Required task =
Below are some entries. Work out how many of their lines hold the word "this", and write that number alone.
--- Start Provided data ---
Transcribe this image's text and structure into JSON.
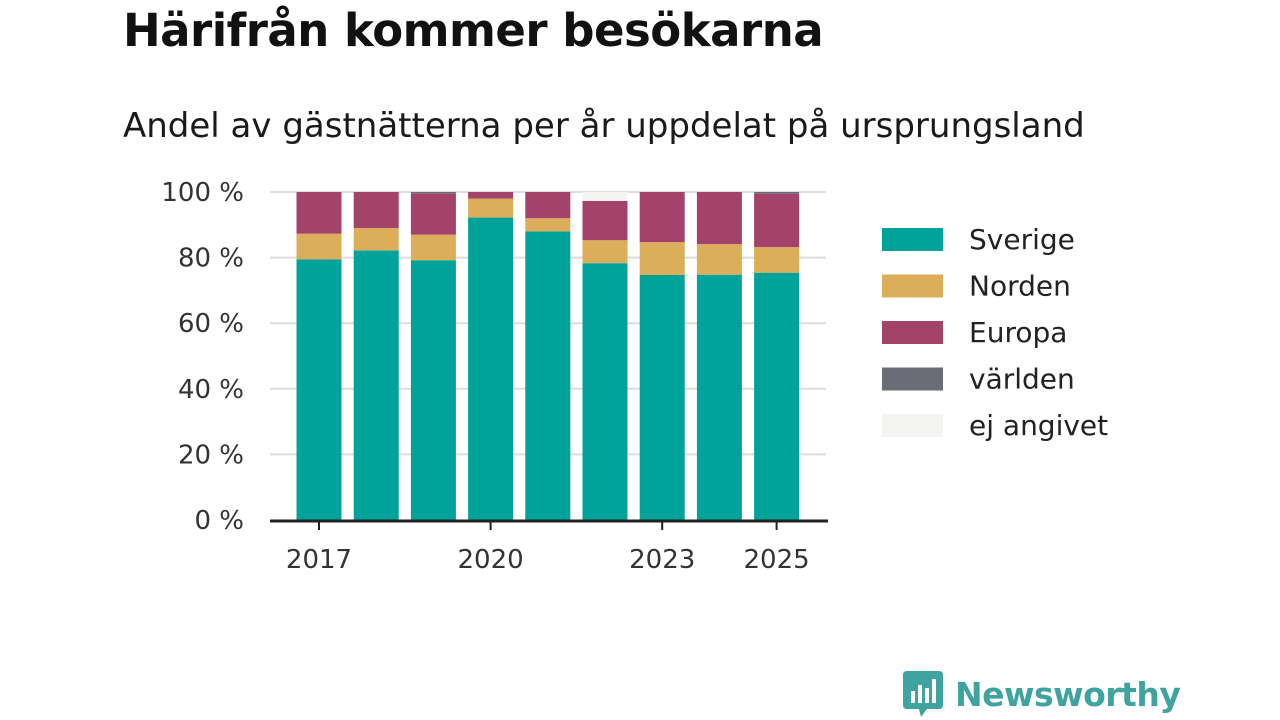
{
  "title": "Härifrån kommer besökarna",
  "subtitle": "Andel av gästnätterna per år uppdelat på ursprungsland",
  "brand": {
    "name": "Newsworthy",
    "color": "#3fa39f"
  },
  "chart_data": {
    "type": "bar",
    "stacked": true,
    "categories": [
      "2017",
      "2018",
      "2019",
      "2020",
      "2021",
      "2022",
      "2023",
      "2024",
      "2025"
    ],
    "x_tick_labels": [
      "2017",
      "2020",
      "2023",
      "2025"
    ],
    "series": [
      {
        "name": "Sverige",
        "color": "#00a39a",
        "values": [
          79.5,
          82.2,
          79.2,
          92.2,
          88.0,
          78.3,
          74.7,
          74.8,
          75.4
        ]
      },
      {
        "name": "Norden",
        "color": "#dcae59",
        "values": [
          7.8,
          6.8,
          7.8,
          5.8,
          4.0,
          7.0,
          10.0,
          9.3,
          7.8
        ]
      },
      {
        "name": "Europa",
        "color": "#a3426a",
        "values": [
          12.7,
          11.0,
          12.6,
          2.0,
          8.0,
          12.0,
          15.3,
          15.9,
          16.3
        ]
      },
      {
        "name": "världen",
        "color": "#6b6d76",
        "values": [
          0.0,
          0.0,
          0.4,
          0.0,
          0.0,
          0.0,
          0.0,
          0.0,
          0.5
        ]
      },
      {
        "name": "ej angivet",
        "color": "#f4f4f2",
        "values": [
          0.0,
          0.0,
          0.0,
          0.0,
          0.0,
          2.7,
          0.0,
          0.0,
          0.0
        ]
      }
    ],
    "y_ticks": [
      "0 %",
      "20 %",
      "40 %",
      "60 %",
      "80 %",
      "100 %"
    ],
    "ylim": [
      0,
      100
    ],
    "xlabel": "",
    "ylabel": "",
    "grid": true,
    "legend": "right"
  }
}
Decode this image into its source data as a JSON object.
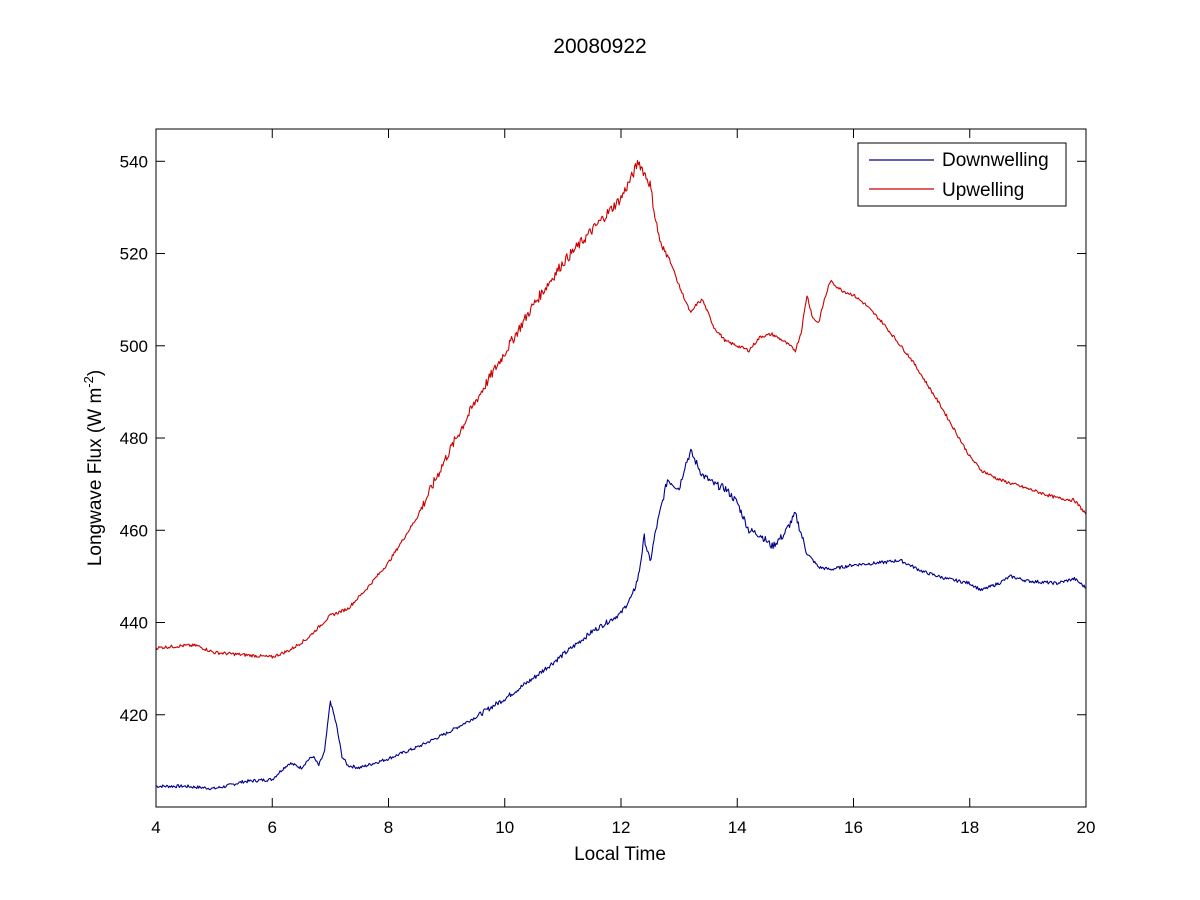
{
  "chart_data": {
    "type": "line",
    "title": "20080922",
    "xlabel": "Local Time",
    "ylabel": "Longwave Flux (W m",
    "ylabel_sup": "-2",
    "ylabel_end": ")",
    "xlim": [
      4,
      20
    ],
    "ylim": [
      400,
      547
    ],
    "xticks": [
      4,
      6,
      8,
      10,
      12,
      14,
      16,
      18,
      20
    ],
    "yticks": [
      420,
      440,
      460,
      480,
      500,
      520,
      540
    ],
    "grid": false,
    "legend_position": "top-right",
    "series": [
      {
        "name": "Downwelling",
        "color": "#00008b",
        "x": [
          4.0,
          4.5,
          5.0,
          5.2,
          5.5,
          6.0,
          6.2,
          6.3,
          6.5,
          6.6,
          6.7,
          6.8,
          6.9,
          7.0,
          7.1,
          7.2,
          7.3,
          7.5,
          8.0,
          8.5,
          9.0,
          9.5,
          10.0,
          10.5,
          11.0,
          11.5,
          12.0,
          12.2,
          12.3,
          12.4,
          12.5,
          12.6,
          12.8,
          13.0,
          13.1,
          13.2,
          13.4,
          13.6,
          13.8,
          14.0,
          14.2,
          14.4,
          14.6,
          14.8,
          15.0,
          15.2,
          15.4,
          15.6,
          16.0,
          16.5,
          16.8,
          17.2,
          17.6,
          18.0,
          18.2,
          18.5,
          18.7,
          19.0,
          19.5,
          19.8,
          20.0
        ],
        "values": [
          404.5,
          404.5,
          404.0,
          404.5,
          405.5,
          406.0,
          408.5,
          409.5,
          408.5,
          410.0,
          411.0,
          409.0,
          412.0,
          423.0,
          418.0,
          411.0,
          409.0,
          408.5,
          410.5,
          413.0,
          416.0,
          419.5,
          423.5,
          428.0,
          433.0,
          438.0,
          442.0,
          446.0,
          450.0,
          458.5,
          453.0,
          460.0,
          471.0,
          469.0,
          474.0,
          477.0,
          472.0,
          470.0,
          469.0,
          466.0,
          460.0,
          459.0,
          456.5,
          459.0,
          463.5,
          455.0,
          452.0,
          451.5,
          452.5,
          453.0,
          453.5,
          451.0,
          449.5,
          448.5,
          447.0,
          448.5,
          450.0,
          449.0,
          448.5,
          449.5,
          447.5
        ]
      },
      {
        "name": "Upwelling",
        "color": "#cc0000",
        "x": [
          4.0,
          4.5,
          4.7,
          5.0,
          5.5,
          6.0,
          6.3,
          6.6,
          7.0,
          7.3,
          7.6,
          8.0,
          8.5,
          9.0,
          9.5,
          10.0,
          10.5,
          11.0,
          11.5,
          12.0,
          12.2,
          12.3,
          12.4,
          12.5,
          12.6,
          12.7,
          12.8,
          13.0,
          13.2,
          13.3,
          13.4,
          13.6,
          13.8,
          14.0,
          14.2,
          14.4,
          14.6,
          14.8,
          15.0,
          15.1,
          15.2,
          15.3,
          15.4,
          15.5,
          15.6,
          15.8,
          16.0,
          16.2,
          16.5,
          17.0,
          17.5,
          18.0,
          18.2,
          18.5,
          19.0,
          19.5,
          19.8,
          20.0
        ],
        "values": [
          434.5,
          435.0,
          435.0,
          433.5,
          433.0,
          432.5,
          434.0,
          436.5,
          441.5,
          443.0,
          447.0,
          453.0,
          463.0,
          476.0,
          488.0,
          498.5,
          509.0,
          518.0,
          525.0,
          532.0,
          537.0,
          540.0,
          537.5,
          535.0,
          527.0,
          521.0,
          520.0,
          513.0,
          507.0,
          509.0,
          510.0,
          504.0,
          501.0,
          500.0,
          499.0,
          502.0,
          502.5,
          501.0,
          499.0,
          503.0,
          511.0,
          506.0,
          505.0,
          510.0,
          514.0,
          512.0,
          511.0,
          509.0,
          505.0,
          497.0,
          487.0,
          476.0,
          473.0,
          471.0,
          469.0,
          467.0,
          466.5,
          463.5
        ]
      }
    ]
  }
}
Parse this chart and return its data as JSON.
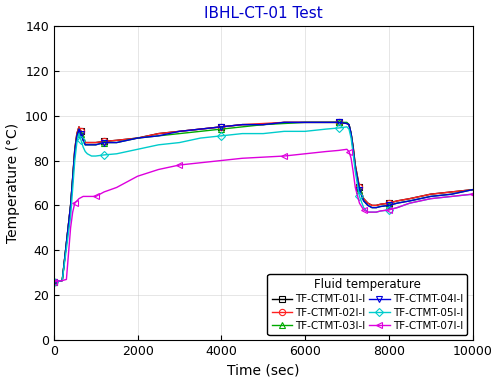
{
  "title": "IBHL-CT-01 Test",
  "xlabel": "Time (sec)",
  "ylabel": "Temperature (°C)",
  "xlim": [
    0,
    10000
  ],
  "ylim": [
    0,
    140
  ],
  "yticks": [
    0,
    20,
    40,
    60,
    80,
    100,
    120,
    140
  ],
  "xticks": [
    0,
    2000,
    4000,
    6000,
    8000,
    10000
  ],
  "legend_title": "Fluid temperature",
  "series": [
    {
      "label": "TF-CTMT-01I-I",
      "color": "#000000",
      "marker": "s",
      "marker_size": 4.5,
      "points": [
        [
          0,
          26
        ],
        [
          200,
          26.5
        ],
        [
          400,
          60
        ],
        [
          500,
          85
        ],
        [
          550,
          92
        ],
        [
          600,
          95
        ],
        [
          650,
          93
        ],
        [
          700,
          90
        ],
        [
          750,
          88
        ],
        [
          800,
          88
        ],
        [
          900,
          88
        ],
        [
          1000,
          88
        ],
        [
          1200,
          88.5
        ],
        [
          1500,
          89
        ],
        [
          2000,
          90
        ],
        [
          2500,
          92
        ],
        [
          3000,
          93
        ],
        [
          3500,
          94
        ],
        [
          4000,
          95
        ],
        [
          4500,
          96
        ],
        [
          5000,
          96
        ],
        [
          5500,
          97
        ],
        [
          6000,
          97
        ],
        [
          6500,
          97
        ],
        [
          6800,
          97
        ],
        [
          7000,
          96.5
        ],
        [
          7050,
          96
        ],
        [
          7100,
          92
        ],
        [
          7150,
          86
        ],
        [
          7200,
          78
        ],
        [
          7300,
          68
        ],
        [
          7400,
          63
        ],
        [
          7500,
          61
        ],
        [
          7600,
          60
        ],
        [
          7700,
          60
        ],
        [
          7800,
          60.5
        ],
        [
          8000,
          61
        ],
        [
          8200,
          62
        ],
        [
          8500,
          63
        ],
        [
          9000,
          65
        ],
        [
          9500,
          66
        ],
        [
          10000,
          67
        ]
      ]
    },
    {
      "label": "TF-CTMT-02I-I",
      "color": "#ff2020",
      "marker": "o",
      "marker_size": 4.5,
      "points": [
        [
          0,
          26
        ],
        [
          200,
          26.5
        ],
        [
          400,
          60
        ],
        [
          500,
          85
        ],
        [
          550,
          92
        ],
        [
          600,
          95
        ],
        [
          650,
          93
        ],
        [
          700,
          90
        ],
        [
          750,
          88
        ],
        [
          800,
          88
        ],
        [
          900,
          88
        ],
        [
          1000,
          88
        ],
        [
          1200,
          88.5
        ],
        [
          1500,
          89
        ],
        [
          2000,
          90
        ],
        [
          2500,
          92
        ],
        [
          3000,
          93
        ],
        [
          3500,
          94
        ],
        [
          4000,
          95
        ],
        [
          4500,
          96
        ],
        [
          5000,
          96.5
        ],
        [
          5500,
          97
        ],
        [
          6000,
          97
        ],
        [
          6500,
          97
        ],
        [
          6800,
          97
        ],
        [
          7000,
          96.5
        ],
        [
          7050,
          96
        ],
        [
          7100,
          92
        ],
        [
          7150,
          86
        ],
        [
          7200,
          78
        ],
        [
          7300,
          68
        ],
        [
          7400,
          63
        ],
        [
          7500,
          61
        ],
        [
          7600,
          60
        ],
        [
          7700,
          60
        ],
        [
          7800,
          60.5
        ],
        [
          8000,
          61
        ],
        [
          8200,
          62
        ],
        [
          8500,
          63
        ],
        [
          9000,
          65
        ],
        [
          9500,
          66
        ],
        [
          10000,
          67
        ]
      ]
    },
    {
      "label": "TF-CTMT-03I-I",
      "color": "#00aa00",
      "marker": "^",
      "marker_size": 4.5,
      "points": [
        [
          0,
          26
        ],
        [
          200,
          26.5
        ],
        [
          400,
          60
        ],
        [
          500,
          84
        ],
        [
          550,
          91
        ],
        [
          600,
          94
        ],
        [
          650,
          92
        ],
        [
          700,
          89
        ],
        [
          750,
          87
        ],
        [
          800,
          87
        ],
        [
          900,
          87
        ],
        [
          1000,
          87
        ],
        [
          1200,
          88
        ],
        [
          1500,
          88
        ],
        [
          2000,
          90
        ],
        [
          2500,
          91
        ],
        [
          3000,
          92
        ],
        [
          3500,
          93
        ],
        [
          4000,
          94
        ],
        [
          4500,
          95
        ],
        [
          5000,
          96
        ],
        [
          5500,
          96.5
        ],
        [
          6000,
          97
        ],
        [
          6500,
          97
        ],
        [
          6800,
          97
        ],
        [
          7000,
          97
        ],
        [
          7050,
          96
        ],
        [
          7100,
          92
        ],
        [
          7150,
          85
        ],
        [
          7200,
          77
        ],
        [
          7300,
          67
        ],
        [
          7400,
          62
        ],
        [
          7500,
          60
        ],
        [
          7600,
          59
        ],
        [
          7700,
          59
        ],
        [
          7800,
          59.5
        ],
        [
          8000,
          60
        ],
        [
          8200,
          61
        ],
        [
          8500,
          62
        ],
        [
          9000,
          64
        ],
        [
          9500,
          65
        ],
        [
          10000,
          67
        ]
      ]
    },
    {
      "label": "TF-CTMT-04I-I",
      "color": "#0000dd",
      "marker": "v",
      "marker_size": 4.5,
      "points": [
        [
          0,
          26
        ],
        [
          200,
          26.5
        ],
        [
          400,
          60
        ],
        [
          500,
          84
        ],
        [
          550,
          91
        ],
        [
          600,
          94
        ],
        [
          650,
          92
        ],
        [
          700,
          89
        ],
        [
          750,
          87
        ],
        [
          800,
          87
        ],
        [
          900,
          87
        ],
        [
          1000,
          87
        ],
        [
          1200,
          88
        ],
        [
          1500,
          88
        ],
        [
          2000,
          90
        ],
        [
          2500,
          91
        ],
        [
          3000,
          93
        ],
        [
          3500,
          94
        ],
        [
          4000,
          95
        ],
        [
          4500,
          96
        ],
        [
          5000,
          96
        ],
        [
          5500,
          97
        ],
        [
          6000,
          97
        ],
        [
          6500,
          97
        ],
        [
          6800,
          97
        ],
        [
          7000,
          96.5
        ],
        [
          7050,
          96
        ],
        [
          7100,
          92
        ],
        [
          7150,
          85
        ],
        [
          7200,
          77
        ],
        [
          7300,
          67
        ],
        [
          7400,
          62
        ],
        [
          7500,
          60
        ],
        [
          7600,
          59
        ],
        [
          7700,
          59
        ],
        [
          7800,
          59.5
        ],
        [
          8000,
          60
        ],
        [
          8200,
          61
        ],
        [
          8500,
          62
        ],
        [
          9000,
          64
        ],
        [
          9500,
          65
        ],
        [
          10000,
          67
        ]
      ]
    },
    {
      "label": "TF-CTMT-05I-I",
      "color": "#00cccc",
      "marker": "D",
      "marker_size": 4,
      "points": [
        [
          0,
          26
        ],
        [
          200,
          26.5
        ],
        [
          400,
          55
        ],
        [
          500,
          80
        ],
        [
          550,
          88
        ],
        [
          600,
          92
        ],
        [
          650,
          89
        ],
        [
          700,
          86
        ],
        [
          750,
          84
        ],
        [
          800,
          83
        ],
        [
          900,
          82
        ],
        [
          1000,
          82
        ],
        [
          1200,
          82.5
        ],
        [
          1500,
          83
        ],
        [
          2000,
          85
        ],
        [
          2500,
          87
        ],
        [
          3000,
          88
        ],
        [
          3500,
          90
        ],
        [
          4000,
          91
        ],
        [
          4500,
          92
        ],
        [
          5000,
          92
        ],
        [
          5500,
          93
        ],
        [
          6000,
          93
        ],
        [
          6500,
          94
        ],
        [
          6800,
          94.5
        ],
        [
          7000,
          95
        ],
        [
          7050,
          94
        ],
        [
          7100,
          90
        ],
        [
          7150,
          83
        ],
        [
          7200,
          75
        ],
        [
          7300,
          64
        ],
        [
          7400,
          59
        ],
        [
          7500,
          57
        ],
        [
          7600,
          57
        ],
        [
          7700,
          57
        ],
        [
          7800,
          57.5
        ],
        [
          8000,
          58
        ],
        [
          8200,
          59
        ],
        [
          8500,
          61
        ],
        [
          9000,
          63
        ],
        [
          9500,
          64
        ],
        [
          10000,
          65
        ]
      ]
    },
    {
      "label": "TF-CTMT-07I-I",
      "color": "#dd00dd",
      "marker": "<",
      "marker_size": 4.5,
      "points": [
        [
          0,
          26
        ],
        [
          200,
          26.5
        ],
        [
          300,
          27
        ],
        [
          400,
          50
        ],
        [
          450,
          57
        ],
        [
          500,
          61
        ],
        [
          600,
          63
        ],
        [
          700,
          64
        ],
        [
          800,
          64
        ],
        [
          900,
          64
        ],
        [
          1000,
          64
        ],
        [
          1200,
          66
        ],
        [
          1500,
          68
        ],
        [
          2000,
          73
        ],
        [
          2500,
          76
        ],
        [
          3000,
          78
        ],
        [
          3500,
          79
        ],
        [
          4000,
          80
        ],
        [
          4500,
          81
        ],
        [
          5000,
          81.5
        ],
        [
          5500,
          82
        ],
        [
          6000,
          83
        ],
        [
          6500,
          84
        ],
        [
          6800,
          84.5
        ],
        [
          7000,
          85
        ],
        [
          7050,
          84
        ],
        [
          7100,
          81
        ],
        [
          7150,
          75
        ],
        [
          7200,
          68
        ],
        [
          7300,
          61
        ],
        [
          7400,
          58
        ],
        [
          7500,
          57
        ],
        [
          7600,
          57
        ],
        [
          7700,
          57
        ],
        [
          7800,
          57.5
        ],
        [
          8000,
          58
        ],
        [
          8200,
          59
        ],
        [
          8500,
          61
        ],
        [
          9000,
          63
        ],
        [
          9500,
          64
        ],
        [
          10000,
          65
        ]
      ]
    }
  ],
  "title_color": "#0000cc",
  "title_fontsize": 11,
  "axis_fontsize": 10,
  "tick_fontsize": 9,
  "legend_fontsize": 7.5,
  "linewidth": 1.0,
  "figsize": [
    4.98,
    3.83
  ],
  "dpi": 100
}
--- End Provided data ---
Response to the task =
3